Brief ▸ Quote the whole listing word for word, please.

Given entries ▸
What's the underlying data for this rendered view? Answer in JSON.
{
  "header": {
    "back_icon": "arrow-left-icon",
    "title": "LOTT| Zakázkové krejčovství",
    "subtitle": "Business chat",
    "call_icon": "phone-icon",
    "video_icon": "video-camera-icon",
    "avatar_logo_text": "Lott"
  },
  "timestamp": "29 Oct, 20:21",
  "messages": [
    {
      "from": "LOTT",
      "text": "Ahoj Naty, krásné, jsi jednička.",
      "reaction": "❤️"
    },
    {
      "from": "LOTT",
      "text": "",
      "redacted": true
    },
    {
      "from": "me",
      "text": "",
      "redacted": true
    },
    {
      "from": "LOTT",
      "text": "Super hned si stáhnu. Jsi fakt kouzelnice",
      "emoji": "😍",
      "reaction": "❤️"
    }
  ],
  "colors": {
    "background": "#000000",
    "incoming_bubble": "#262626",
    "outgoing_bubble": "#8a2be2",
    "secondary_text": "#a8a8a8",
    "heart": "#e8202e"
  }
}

Exercise output ▸
What's the underlying data for this rendered view? Answer in JSON.
{
  "header": {
    "back_icon": "arrow-left-icon",
    "title": "LOTT| Zakázkové krejčovství",
    "subtitle": "Business chat",
    "call_icon": "phone-icon",
    "video_icon": "video-camera-icon",
    "avatar_logo_text": "Lott"
  },
  "timestamp": "29 Oct, 20:21",
  "messages": [
    {
      "from": "LOTT",
      "text": "Ahoj Naty, krásné, jsi jednička.",
      "reaction": "❤️"
    },
    {
      "from": "LOTT",
      "text": "",
      "redacted": true
    },
    {
      "from": "me",
      "text": "",
      "redacted": true
    },
    {
      "from": "LOTT",
      "text": "Super hned si stáhnu. Jsi fakt kouzelnice",
      "emoji": "😍",
      "reaction": "❤️"
    }
  ],
  "colors": {
    "background": "#000000",
    "incoming_bubble": "#262626",
    "outgoing_bubble": "#8a2be2",
    "secondary_text": "#a8a8a8",
    "heart": "#e8202e"
  }
}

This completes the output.